_Work to be completed_:
Identify all lines in the data containing the string "不正确的一项是". Copy them out.

** start **

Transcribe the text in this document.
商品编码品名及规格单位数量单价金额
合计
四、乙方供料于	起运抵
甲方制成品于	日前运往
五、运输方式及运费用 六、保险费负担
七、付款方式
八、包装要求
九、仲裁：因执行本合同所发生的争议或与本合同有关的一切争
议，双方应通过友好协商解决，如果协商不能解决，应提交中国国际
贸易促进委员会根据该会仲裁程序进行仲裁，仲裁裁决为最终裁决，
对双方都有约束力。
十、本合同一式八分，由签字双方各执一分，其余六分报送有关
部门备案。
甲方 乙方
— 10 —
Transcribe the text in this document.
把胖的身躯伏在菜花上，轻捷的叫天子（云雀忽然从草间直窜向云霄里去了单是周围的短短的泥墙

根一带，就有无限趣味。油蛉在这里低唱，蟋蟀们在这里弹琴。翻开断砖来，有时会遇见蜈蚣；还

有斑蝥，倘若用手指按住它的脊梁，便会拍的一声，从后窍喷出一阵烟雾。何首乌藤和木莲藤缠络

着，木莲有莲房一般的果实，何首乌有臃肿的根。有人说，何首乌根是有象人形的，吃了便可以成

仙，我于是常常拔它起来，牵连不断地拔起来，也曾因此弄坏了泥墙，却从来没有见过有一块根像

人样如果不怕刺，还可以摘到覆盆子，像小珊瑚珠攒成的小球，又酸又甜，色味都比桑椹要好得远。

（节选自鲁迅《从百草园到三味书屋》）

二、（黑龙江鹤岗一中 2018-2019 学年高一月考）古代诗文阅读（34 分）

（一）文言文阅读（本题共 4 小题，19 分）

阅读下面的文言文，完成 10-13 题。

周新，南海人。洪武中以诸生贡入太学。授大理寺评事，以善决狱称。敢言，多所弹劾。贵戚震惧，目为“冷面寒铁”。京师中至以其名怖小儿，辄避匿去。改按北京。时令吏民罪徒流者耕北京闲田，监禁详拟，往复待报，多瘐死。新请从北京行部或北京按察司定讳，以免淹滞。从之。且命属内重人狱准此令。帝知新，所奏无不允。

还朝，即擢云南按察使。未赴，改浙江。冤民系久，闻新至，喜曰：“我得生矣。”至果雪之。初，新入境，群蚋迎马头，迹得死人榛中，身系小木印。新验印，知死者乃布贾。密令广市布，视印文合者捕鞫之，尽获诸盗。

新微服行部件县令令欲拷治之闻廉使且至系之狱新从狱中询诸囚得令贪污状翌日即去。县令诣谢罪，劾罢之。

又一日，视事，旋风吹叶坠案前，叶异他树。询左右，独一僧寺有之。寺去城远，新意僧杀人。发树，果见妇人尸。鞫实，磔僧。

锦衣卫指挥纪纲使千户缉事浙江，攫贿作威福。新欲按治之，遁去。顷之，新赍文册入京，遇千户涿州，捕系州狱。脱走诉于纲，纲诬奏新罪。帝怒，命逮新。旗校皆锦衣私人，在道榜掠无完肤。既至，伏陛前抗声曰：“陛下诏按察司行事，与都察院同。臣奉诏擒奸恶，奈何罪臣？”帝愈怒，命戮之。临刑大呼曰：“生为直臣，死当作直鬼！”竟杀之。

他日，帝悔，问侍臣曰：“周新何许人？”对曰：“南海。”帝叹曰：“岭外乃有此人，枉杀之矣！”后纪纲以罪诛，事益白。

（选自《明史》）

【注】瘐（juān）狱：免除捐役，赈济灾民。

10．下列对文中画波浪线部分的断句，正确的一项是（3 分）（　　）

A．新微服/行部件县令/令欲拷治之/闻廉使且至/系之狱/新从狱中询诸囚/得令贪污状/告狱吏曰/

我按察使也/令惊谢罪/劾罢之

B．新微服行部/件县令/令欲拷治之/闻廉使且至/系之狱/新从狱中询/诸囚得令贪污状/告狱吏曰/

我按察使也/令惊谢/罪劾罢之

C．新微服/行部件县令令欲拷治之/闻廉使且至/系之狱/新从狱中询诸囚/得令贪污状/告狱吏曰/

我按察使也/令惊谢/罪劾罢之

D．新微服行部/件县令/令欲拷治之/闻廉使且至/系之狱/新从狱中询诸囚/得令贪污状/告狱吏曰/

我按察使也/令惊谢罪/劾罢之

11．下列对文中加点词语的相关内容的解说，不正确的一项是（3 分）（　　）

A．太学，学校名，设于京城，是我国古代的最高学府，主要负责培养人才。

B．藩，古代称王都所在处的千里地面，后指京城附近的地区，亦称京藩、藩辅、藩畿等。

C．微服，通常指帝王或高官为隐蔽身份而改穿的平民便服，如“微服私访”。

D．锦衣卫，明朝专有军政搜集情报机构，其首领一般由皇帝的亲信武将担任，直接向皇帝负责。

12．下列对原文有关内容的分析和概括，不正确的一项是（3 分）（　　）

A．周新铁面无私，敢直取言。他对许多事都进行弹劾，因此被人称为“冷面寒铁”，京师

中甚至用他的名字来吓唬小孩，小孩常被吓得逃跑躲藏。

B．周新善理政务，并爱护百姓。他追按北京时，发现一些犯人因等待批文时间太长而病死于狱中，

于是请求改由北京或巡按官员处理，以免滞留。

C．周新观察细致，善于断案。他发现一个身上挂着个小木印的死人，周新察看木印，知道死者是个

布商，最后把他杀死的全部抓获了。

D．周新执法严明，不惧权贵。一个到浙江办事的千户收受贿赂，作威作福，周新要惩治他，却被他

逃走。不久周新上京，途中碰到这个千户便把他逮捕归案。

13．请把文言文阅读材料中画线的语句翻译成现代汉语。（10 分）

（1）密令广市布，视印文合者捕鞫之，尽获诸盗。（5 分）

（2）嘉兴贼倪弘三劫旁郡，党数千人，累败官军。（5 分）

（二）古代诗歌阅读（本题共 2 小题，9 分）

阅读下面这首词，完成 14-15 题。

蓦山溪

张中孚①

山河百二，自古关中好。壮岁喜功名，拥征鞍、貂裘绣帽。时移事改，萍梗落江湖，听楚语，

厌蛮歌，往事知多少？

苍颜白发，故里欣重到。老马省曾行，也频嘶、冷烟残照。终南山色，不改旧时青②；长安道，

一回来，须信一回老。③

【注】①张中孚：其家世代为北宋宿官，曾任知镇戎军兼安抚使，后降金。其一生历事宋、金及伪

** end **

_Result of the task_:
11．下列对文中加点词语的相关内容的解说，不正确的一项是（3 分）（　　）
12．下列对原文有关内容的分析和概括，不正确的一项是（3 分）（　　）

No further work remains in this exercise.